> _Task_:
Which lines hold the string "heading"? Copy every one of them.

> _The records_:
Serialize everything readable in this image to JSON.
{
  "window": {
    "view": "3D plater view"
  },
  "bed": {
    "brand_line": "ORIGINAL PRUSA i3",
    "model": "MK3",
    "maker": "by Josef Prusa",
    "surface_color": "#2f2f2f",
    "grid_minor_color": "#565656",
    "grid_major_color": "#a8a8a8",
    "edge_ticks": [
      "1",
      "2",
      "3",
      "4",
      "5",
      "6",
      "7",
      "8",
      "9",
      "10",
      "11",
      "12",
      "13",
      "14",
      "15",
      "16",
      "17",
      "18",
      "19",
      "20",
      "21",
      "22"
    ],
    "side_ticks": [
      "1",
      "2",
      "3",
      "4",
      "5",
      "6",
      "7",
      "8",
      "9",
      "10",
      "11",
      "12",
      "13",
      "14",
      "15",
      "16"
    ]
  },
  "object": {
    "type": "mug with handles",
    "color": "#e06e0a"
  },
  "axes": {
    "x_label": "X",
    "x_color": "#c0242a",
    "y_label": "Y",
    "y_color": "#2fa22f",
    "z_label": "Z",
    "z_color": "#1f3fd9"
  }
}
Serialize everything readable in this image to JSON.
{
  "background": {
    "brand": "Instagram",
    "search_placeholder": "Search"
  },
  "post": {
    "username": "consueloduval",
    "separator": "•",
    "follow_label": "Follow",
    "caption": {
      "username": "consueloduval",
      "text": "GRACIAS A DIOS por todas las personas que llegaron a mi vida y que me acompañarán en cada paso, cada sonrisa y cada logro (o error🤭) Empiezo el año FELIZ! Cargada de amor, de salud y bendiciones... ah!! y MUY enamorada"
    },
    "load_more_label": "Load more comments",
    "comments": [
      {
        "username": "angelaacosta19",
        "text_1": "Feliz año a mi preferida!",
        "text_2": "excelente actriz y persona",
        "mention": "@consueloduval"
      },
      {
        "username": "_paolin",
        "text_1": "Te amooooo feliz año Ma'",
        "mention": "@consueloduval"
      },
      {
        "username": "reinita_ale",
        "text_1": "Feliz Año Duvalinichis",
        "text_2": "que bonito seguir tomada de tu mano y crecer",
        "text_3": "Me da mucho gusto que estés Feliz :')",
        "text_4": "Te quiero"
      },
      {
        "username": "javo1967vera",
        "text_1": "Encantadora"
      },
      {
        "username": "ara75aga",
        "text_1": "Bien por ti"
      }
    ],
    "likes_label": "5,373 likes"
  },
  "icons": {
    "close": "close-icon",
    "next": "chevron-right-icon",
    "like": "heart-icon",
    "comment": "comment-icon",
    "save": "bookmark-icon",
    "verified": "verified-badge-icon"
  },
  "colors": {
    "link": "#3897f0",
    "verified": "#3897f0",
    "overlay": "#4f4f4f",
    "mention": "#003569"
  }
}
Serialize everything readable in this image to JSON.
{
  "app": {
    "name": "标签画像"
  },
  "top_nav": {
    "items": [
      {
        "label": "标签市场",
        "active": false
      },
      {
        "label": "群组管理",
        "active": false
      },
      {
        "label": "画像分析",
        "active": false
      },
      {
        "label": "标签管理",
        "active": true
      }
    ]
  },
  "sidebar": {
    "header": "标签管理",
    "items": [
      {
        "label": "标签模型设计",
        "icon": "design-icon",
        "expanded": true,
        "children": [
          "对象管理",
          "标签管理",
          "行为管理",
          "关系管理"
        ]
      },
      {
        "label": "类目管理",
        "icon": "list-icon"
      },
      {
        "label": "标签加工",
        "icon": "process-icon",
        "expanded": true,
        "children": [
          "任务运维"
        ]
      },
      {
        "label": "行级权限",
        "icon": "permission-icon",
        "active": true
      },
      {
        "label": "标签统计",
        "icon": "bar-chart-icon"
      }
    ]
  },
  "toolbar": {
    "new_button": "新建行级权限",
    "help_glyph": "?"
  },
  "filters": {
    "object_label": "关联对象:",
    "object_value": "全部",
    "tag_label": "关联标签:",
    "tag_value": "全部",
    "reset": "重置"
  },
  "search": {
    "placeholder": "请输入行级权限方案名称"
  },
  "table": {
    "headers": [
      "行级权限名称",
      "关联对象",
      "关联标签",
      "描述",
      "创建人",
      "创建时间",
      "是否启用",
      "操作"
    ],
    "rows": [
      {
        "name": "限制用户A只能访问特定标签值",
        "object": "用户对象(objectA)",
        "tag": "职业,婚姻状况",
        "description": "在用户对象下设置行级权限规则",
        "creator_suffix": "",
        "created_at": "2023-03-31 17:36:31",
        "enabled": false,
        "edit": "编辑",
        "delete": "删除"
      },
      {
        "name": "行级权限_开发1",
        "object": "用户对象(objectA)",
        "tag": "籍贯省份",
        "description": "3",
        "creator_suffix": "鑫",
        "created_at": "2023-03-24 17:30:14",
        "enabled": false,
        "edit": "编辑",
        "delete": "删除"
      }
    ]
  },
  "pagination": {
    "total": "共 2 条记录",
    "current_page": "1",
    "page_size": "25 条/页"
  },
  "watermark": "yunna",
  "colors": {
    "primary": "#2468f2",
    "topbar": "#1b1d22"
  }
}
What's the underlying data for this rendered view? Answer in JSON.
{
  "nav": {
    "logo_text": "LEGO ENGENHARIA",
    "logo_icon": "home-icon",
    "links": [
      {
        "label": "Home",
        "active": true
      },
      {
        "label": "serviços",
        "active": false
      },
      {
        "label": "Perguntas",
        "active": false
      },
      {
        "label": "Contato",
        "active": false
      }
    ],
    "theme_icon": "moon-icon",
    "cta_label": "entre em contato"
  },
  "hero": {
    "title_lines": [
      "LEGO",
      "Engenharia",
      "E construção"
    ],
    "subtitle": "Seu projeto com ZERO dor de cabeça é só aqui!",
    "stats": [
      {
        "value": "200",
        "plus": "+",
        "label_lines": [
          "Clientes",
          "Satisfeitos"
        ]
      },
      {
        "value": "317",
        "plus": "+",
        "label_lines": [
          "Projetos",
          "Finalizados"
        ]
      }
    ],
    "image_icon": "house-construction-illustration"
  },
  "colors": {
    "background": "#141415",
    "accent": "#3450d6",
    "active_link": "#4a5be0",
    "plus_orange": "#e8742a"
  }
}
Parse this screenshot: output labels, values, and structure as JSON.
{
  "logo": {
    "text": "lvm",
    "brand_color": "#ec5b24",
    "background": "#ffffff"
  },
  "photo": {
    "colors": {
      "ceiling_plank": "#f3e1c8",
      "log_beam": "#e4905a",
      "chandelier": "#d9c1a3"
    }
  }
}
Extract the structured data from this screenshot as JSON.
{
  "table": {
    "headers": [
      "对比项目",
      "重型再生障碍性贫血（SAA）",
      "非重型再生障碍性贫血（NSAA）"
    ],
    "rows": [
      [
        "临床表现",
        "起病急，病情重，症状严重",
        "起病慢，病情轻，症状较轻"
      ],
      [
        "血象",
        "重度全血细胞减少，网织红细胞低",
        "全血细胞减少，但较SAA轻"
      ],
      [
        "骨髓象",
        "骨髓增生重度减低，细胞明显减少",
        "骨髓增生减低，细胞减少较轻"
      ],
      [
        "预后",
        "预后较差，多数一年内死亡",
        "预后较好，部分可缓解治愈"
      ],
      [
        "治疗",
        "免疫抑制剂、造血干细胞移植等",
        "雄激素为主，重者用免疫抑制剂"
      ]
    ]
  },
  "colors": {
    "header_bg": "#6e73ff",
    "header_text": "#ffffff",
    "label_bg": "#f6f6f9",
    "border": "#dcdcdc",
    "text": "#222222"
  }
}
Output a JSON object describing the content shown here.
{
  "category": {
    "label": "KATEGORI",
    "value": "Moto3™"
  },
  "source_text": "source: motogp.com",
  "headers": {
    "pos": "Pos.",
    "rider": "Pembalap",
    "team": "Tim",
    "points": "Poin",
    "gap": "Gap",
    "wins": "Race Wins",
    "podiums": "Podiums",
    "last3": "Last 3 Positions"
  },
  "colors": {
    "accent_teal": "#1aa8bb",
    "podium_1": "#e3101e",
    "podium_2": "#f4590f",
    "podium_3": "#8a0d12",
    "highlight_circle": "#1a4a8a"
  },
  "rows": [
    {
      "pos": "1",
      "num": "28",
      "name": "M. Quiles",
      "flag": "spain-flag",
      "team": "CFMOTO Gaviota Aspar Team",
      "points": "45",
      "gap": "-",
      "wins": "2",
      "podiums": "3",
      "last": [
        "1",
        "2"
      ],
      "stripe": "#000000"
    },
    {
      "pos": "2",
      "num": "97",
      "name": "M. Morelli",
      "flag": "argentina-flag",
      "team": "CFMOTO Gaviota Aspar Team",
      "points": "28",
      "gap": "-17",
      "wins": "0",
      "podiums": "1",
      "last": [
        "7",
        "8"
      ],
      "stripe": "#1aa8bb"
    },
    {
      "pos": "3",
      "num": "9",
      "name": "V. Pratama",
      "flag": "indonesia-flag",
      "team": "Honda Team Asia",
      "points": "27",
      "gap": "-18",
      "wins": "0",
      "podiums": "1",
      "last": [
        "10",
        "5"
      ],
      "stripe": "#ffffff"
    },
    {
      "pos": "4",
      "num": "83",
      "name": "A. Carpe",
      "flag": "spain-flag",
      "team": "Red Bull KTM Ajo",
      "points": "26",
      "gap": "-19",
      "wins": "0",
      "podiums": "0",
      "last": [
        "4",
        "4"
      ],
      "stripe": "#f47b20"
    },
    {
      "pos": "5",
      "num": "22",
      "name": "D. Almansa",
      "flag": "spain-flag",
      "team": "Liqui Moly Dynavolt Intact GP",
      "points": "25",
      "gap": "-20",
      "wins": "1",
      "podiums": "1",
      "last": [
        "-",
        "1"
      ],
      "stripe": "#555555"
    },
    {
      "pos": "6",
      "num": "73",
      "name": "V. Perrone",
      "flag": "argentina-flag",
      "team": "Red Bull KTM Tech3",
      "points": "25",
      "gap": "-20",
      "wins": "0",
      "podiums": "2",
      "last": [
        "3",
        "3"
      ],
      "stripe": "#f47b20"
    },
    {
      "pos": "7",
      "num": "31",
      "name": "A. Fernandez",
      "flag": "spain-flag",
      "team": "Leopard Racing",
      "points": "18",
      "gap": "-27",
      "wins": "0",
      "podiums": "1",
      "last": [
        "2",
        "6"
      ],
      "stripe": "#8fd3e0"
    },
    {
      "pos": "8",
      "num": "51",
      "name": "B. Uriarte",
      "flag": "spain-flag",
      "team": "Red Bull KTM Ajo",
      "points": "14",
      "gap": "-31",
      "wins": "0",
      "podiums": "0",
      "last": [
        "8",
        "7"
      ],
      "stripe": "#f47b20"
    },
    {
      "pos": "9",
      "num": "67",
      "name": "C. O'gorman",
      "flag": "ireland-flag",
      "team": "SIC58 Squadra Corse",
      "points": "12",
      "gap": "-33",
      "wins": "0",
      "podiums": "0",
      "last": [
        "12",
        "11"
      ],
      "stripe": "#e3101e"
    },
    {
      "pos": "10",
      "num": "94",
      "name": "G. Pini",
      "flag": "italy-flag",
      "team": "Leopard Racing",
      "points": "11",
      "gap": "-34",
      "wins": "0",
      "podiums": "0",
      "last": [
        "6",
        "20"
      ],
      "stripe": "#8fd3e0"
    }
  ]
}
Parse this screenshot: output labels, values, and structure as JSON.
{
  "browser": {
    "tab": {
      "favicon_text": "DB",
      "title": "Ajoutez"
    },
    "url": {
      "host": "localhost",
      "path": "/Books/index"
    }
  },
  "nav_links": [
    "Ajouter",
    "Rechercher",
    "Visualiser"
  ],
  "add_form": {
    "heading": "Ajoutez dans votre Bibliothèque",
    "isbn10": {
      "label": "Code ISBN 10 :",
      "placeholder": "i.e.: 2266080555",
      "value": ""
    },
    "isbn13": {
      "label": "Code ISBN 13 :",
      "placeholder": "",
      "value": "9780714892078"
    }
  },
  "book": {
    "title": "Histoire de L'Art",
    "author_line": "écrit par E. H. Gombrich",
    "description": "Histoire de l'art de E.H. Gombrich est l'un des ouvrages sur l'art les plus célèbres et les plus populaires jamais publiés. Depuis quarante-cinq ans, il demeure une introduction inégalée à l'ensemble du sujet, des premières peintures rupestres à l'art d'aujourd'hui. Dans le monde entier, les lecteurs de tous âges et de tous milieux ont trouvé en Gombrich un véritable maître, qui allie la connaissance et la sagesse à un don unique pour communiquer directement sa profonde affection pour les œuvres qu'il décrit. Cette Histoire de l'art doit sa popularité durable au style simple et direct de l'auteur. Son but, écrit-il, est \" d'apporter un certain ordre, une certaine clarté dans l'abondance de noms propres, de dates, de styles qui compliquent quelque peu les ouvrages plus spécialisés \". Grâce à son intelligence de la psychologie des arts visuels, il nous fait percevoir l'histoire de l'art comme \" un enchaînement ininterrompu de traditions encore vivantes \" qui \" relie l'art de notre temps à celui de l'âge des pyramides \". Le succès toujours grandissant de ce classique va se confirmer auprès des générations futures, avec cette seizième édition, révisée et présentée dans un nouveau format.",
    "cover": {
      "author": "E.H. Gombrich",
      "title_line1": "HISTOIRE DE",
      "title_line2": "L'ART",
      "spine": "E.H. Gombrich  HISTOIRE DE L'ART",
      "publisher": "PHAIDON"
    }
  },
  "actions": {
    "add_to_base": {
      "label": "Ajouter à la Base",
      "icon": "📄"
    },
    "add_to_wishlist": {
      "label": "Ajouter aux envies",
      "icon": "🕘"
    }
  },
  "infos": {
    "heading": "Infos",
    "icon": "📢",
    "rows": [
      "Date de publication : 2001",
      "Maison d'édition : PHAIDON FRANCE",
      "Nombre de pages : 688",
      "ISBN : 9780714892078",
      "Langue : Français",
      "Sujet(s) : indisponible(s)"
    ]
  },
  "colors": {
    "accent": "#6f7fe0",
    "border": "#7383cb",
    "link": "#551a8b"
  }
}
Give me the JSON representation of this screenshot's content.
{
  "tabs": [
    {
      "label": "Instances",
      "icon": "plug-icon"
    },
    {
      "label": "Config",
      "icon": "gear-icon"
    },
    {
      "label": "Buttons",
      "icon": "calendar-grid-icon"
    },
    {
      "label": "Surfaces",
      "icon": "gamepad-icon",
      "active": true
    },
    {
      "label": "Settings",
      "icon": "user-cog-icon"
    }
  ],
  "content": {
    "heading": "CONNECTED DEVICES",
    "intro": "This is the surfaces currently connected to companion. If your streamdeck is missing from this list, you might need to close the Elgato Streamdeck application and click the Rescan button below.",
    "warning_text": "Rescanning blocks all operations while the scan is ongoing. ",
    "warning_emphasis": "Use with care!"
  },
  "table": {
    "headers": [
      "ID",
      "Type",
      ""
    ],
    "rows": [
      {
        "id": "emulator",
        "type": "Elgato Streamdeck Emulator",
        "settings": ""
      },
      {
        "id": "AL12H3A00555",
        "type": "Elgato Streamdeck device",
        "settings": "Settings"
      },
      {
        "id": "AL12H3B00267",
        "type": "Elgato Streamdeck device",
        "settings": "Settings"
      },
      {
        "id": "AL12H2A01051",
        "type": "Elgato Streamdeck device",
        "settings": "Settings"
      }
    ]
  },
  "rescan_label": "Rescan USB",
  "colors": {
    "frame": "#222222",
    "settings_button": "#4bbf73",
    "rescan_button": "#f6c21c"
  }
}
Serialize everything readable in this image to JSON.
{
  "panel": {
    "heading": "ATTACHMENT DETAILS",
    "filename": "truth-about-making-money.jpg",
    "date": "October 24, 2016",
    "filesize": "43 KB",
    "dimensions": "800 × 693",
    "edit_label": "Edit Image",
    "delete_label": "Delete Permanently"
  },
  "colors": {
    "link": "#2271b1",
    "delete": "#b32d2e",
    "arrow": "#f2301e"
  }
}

> _Answer for the task_:
    "heading": "Ajoutez dans votre Bibliothèque",
    "heading": "Infos",
    "heading": "CONNECTED DEVICES",
    "heading": "ATTACHMENT DETAILS",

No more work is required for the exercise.